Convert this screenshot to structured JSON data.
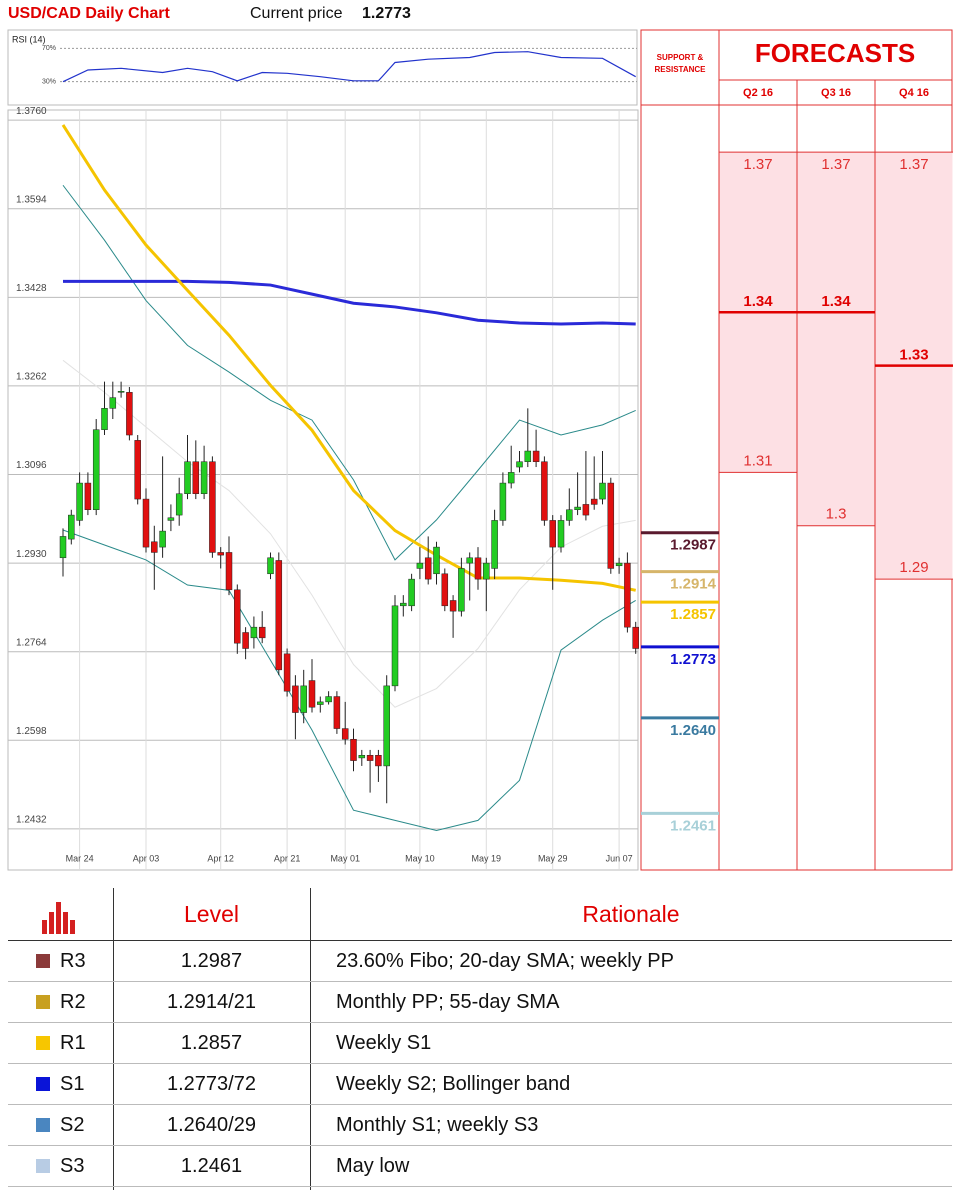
{
  "header": {
    "title": "USD/CAD Daily Chart",
    "price_label": "Current price",
    "price": "1.2773"
  },
  "chart_data": [
    {
      "type": "line",
      "title": "RSI (14)",
      "ylim": [
        2,
        92
      ],
      "yticks": [
        {
          "value": 30,
          "label": "30%"
        },
        {
          "value": 70,
          "label": "70%"
        }
      ],
      "grid": true,
      "color": "#2233cc",
      "x": [
        0,
        3,
        7,
        12,
        15,
        18,
        21,
        24,
        27,
        31,
        35,
        38,
        40,
        44,
        49,
        52,
        56,
        60,
        65,
        69
      ],
      "values": [
        30,
        44,
        46,
        41,
        46,
        42,
        31,
        41,
        40,
        36,
        31,
        31,
        53,
        57,
        59,
        65,
        66,
        59,
        58,
        36
      ]
    },
    {
      "type": "candlestick",
      "ylim": [
        1.2355,
        1.3779
      ],
      "yticks": [
        {
          "value": 1.376,
          "label": "1.3760"
        },
        1.3594,
        1.3428,
        1.3262,
        1.3096,
        {
          "value": 1.293,
          "label": "1.2930"
        },
        1.2764,
        1.2598,
        1.2432
      ],
      "grid": true,
      "up_color": "#22cc22",
      "down_color": "#e01010",
      "categories": [
        null,
        null,
        "Mar 24",
        null,
        null,
        null,
        null,
        null,
        null,
        null,
        "Apr 03",
        null,
        null,
        null,
        null,
        null,
        null,
        null,
        null,
        "Apr 12",
        null,
        null,
        null,
        null,
        null,
        null,
        null,
        "Apr 21",
        null,
        null,
        null,
        null,
        null,
        null,
        "May 01",
        null,
        null,
        null,
        null,
        null,
        null,
        null,
        null,
        "May 10",
        null,
        null,
        null,
        null,
        null,
        null,
        null,
        "May 19",
        null,
        null,
        null,
        null,
        null,
        null,
        null,
        "May 29",
        null,
        null,
        null,
        null,
        null,
        null,
        null,
        "Jun 07",
        null,
        null
      ],
      "open": [
        1.294,
        1.2975,
        1.301,
        1.308,
        1.303,
        1.318,
        1.322,
        1.325,
        1.325,
        1.316,
        1.305,
        1.297,
        1.296,
        1.301,
        1.302,
        1.306,
        1.312,
        1.306,
        1.312,
        1.295,
        1.295,
        1.288,
        1.28,
        1.279,
        1.281,
        1.291,
        1.2935,
        1.276,
        1.27,
        1.265,
        1.271,
        1.2665,
        1.267,
        1.268,
        1.262,
        1.26,
        1.2565,
        1.257,
        1.257,
        1.255,
        1.27,
        1.285,
        1.285,
        1.292,
        1.294,
        1.291,
        1.291,
        1.286,
        1.284,
        1.293,
        1.294,
        1.29,
        1.292,
        1.301,
        1.308,
        1.311,
        1.312,
        1.314,
        1.312,
        1.301,
        1.296,
        1.301,
        1.303,
        1.304,
        1.305,
        1.305,
        1.308,
        1.2925,
        1.293,
        1.281
      ],
      "high": [
        1.2995,
        1.303,
        1.31,
        1.31,
        1.32,
        1.327,
        1.327,
        1.327,
        1.326,
        1.317,
        1.307,
        1.3,
        1.313,
        1.304,
        1.309,
        1.317,
        1.316,
        1.315,
        1.313,
        1.296,
        1.298,
        1.289,
        1.281,
        1.283,
        1.284,
        1.295,
        1.295,
        1.277,
        1.272,
        1.273,
        1.275,
        1.268,
        1.269,
        1.269,
        1.267,
        1.262,
        1.258,
        1.258,
        1.258,
        1.272,
        1.287,
        1.287,
        1.291,
        1.296,
        1.298,
        1.297,
        1.292,
        1.287,
        1.294,
        1.295,
        1.296,
        1.294,
        1.303,
        1.31,
        1.315,
        1.314,
        1.322,
        1.318,
        1.313,
        1.302,
        1.302,
        1.307,
        1.31,
        1.314,
        1.313,
        1.314,
        1.309,
        1.294,
        1.295,
        1.282
      ],
      "low": [
        1.2905,
        1.2965,
        1.3,
        1.302,
        1.302,
        1.317,
        1.32,
        1.324,
        1.316,
        1.304,
        1.295,
        1.288,
        1.294,
        1.299,
        1.3,
        1.305,
        1.305,
        1.305,
        1.294,
        1.292,
        1.287,
        1.276,
        1.275,
        1.277,
        1.278,
        1.29,
        1.272,
        1.268,
        1.26,
        1.263,
        1.265,
        1.265,
        1.2665,
        1.261,
        1.259,
        1.254,
        1.255,
        1.25,
        1.252,
        1.248,
        1.269,
        1.283,
        1.284,
        1.29,
        1.289,
        1.289,
        1.284,
        1.279,
        1.283,
        1.286,
        1.288,
        1.284,
        1.29,
        1.3,
        1.307,
        1.31,
        1.311,
        1.311,
        1.3,
        1.288,
        1.295,
        1.3,
        1.302,
        1.301,
        1.303,
        1.304,
        1.291,
        1.291,
        1.28,
        1.276
      ],
      "close": [
        1.298,
        1.302,
        1.308,
        1.303,
        1.318,
        1.322,
        1.324,
        1.3252,
        1.317,
        1.305,
        1.296,
        1.295,
        1.299,
        1.3015,
        1.306,
        1.312,
        1.306,
        1.312,
        1.295,
        1.2945,
        1.288,
        1.278,
        1.277,
        1.281,
        1.279,
        1.294,
        1.273,
        1.269,
        1.265,
        1.27,
        1.266,
        1.267,
        1.268,
        1.262,
        1.26,
        1.256,
        1.257,
        1.256,
        1.255,
        1.27,
        1.285,
        1.2855,
        1.29,
        1.293,
        1.29,
        1.296,
        1.285,
        1.284,
        1.292,
        1.294,
        1.29,
        1.293,
        1.301,
        1.308,
        1.31,
        1.312,
        1.314,
        1.312,
        1.301,
        1.296,
        1.301,
        1.303,
        1.3035,
        1.302,
        1.304,
        1.308,
        1.292,
        1.293,
        1.281,
        1.277
      ],
      "lines": [
        {
          "color": "#e2e2e2",
          "width": 1,
          "x": [
            0,
            5,
            10,
            15,
            20,
            25,
            30,
            35,
            40,
            45,
            50,
            55,
            60,
            65,
            69
          ],
          "values": [
            1.331,
            1.325,
            1.3185,
            1.312,
            1.3066,
            1.2985,
            1.287,
            1.274,
            1.266,
            1.2695,
            1.277,
            1.288,
            1.296,
            1.2999,
            1.301
          ]
        },
        {
          "color": "#2a8a8a",
          "width": 1,
          "x": [
            0,
            5,
            10,
            15,
            20,
            25,
            30,
            35,
            40,
            45,
            50,
            55,
            60,
            65,
            69
          ],
          "values": [
            1.3638,
            1.3535,
            1.3422,
            1.3338,
            1.3288,
            1.3235,
            1.3198,
            1.3086,
            1.2936,
            1.3011,
            1.3104,
            1.3198,
            1.317,
            1.3189,
            1.3216
          ]
        },
        {
          "color": "#2a8a8a",
          "width": 1,
          "x": [
            0,
            5,
            10,
            15,
            20,
            25,
            30,
            35,
            40,
            45,
            50,
            55,
            60,
            65,
            69
          ],
          "values": [
            1.2992,
            1.2964,
            1.2936,
            1.2889,
            1.2879,
            1.2748,
            1.2617,
            1.2467,
            1.2448,
            1.2429,
            1.2448,
            1.2523,
            1.2767,
            1.2823,
            1.286
          ]
        },
        {
          "color": "#2a2ad8",
          "width": 3,
          "x": [
            0,
            5,
            10,
            15,
            20,
            25,
            30,
            35,
            40,
            45,
            50,
            55,
            60,
            65,
            69
          ],
          "values": [
            1.3458,
            1.3458,
            1.3458,
            1.3458,
            1.3456,
            1.3451,
            1.3434,
            1.3417,
            1.341,
            1.3399,
            1.3385,
            1.338,
            1.3378,
            1.338,
            1.3378
          ]
        },
        {
          "color": "#f5c400",
          "width": 3,
          "x": [
            0,
            5,
            10,
            15,
            20,
            25,
            30,
            35,
            40,
            45,
            50,
            55,
            60,
            65,
            69
          ],
          "values": [
            1.3751,
            1.3629,
            1.3526,
            1.3441,
            1.3357,
            1.3263,
            1.3179,
            1.3066,
            1.2991,
            1.2945,
            1.2902,
            1.2902,
            1.2898,
            1.2892,
            1.2879
          ]
        }
      ]
    }
  ],
  "levels": {
    "title": "SUPPORT & RESISTANCE",
    "values": [
      1.2987,
      1.2914,
      1.2857,
      1.2773,
      1.264,
      1.2461
    ],
    "value_labels": [
      "1.2987",
      "1.2914",
      "1.2857",
      "1.2773",
      "1.2640",
      "1.2461"
    ],
    "colors": [
      "#5a1a2e",
      "#d6b56a",
      "#f5c400",
      "#1010d0",
      "#3a7aa0",
      "#a8d0d8"
    ]
  },
  "forecasts": {
    "title": "FORECASTS",
    "columns": [
      "Q2 16",
      "Q3 16",
      "Q4 16"
    ],
    "values": [
      [
        1.37,
        1.34,
        1.31
      ],
      [
        1.37,
        1.34,
        1.3
      ],
      [
        1.37,
        1.33,
        1.29
      ]
    ]
  },
  "table": {
    "header": [
      "Level",
      "Rationale"
    ],
    "rows": [
      {
        "code": "R3",
        "color": "#8b3a3a",
        "level": "1.2987",
        "rationale": "23.60% Fibo; 20-day SMA; weekly PP"
      },
      {
        "code": "R2",
        "color": "#c8a020",
        "level": "1.2914/21",
        "rationale": "Monthly PP; 55-day SMA"
      },
      {
        "code": "R1",
        "color": "#f7c600",
        "level": "1.2857",
        "rationale": "Weekly S1"
      },
      {
        "code": "S1",
        "color": "#0a14d8",
        "level": "1.2773/72",
        "rationale": "Weekly S2; Bollinger band"
      },
      {
        "code": "S2",
        "color": "#4a86c0",
        "level": "1.2640/29",
        "rationale": "Monthly S1; weekly S3"
      },
      {
        "code": "S3",
        "color": "#b8cce4",
        "level": "1.2461",
        "rationale": "May low"
      }
    ]
  }
}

_Exercise goal_
From the listing above, find the number of lines with the word "price" in them. Answer with the number only.

_Solution to this task_
2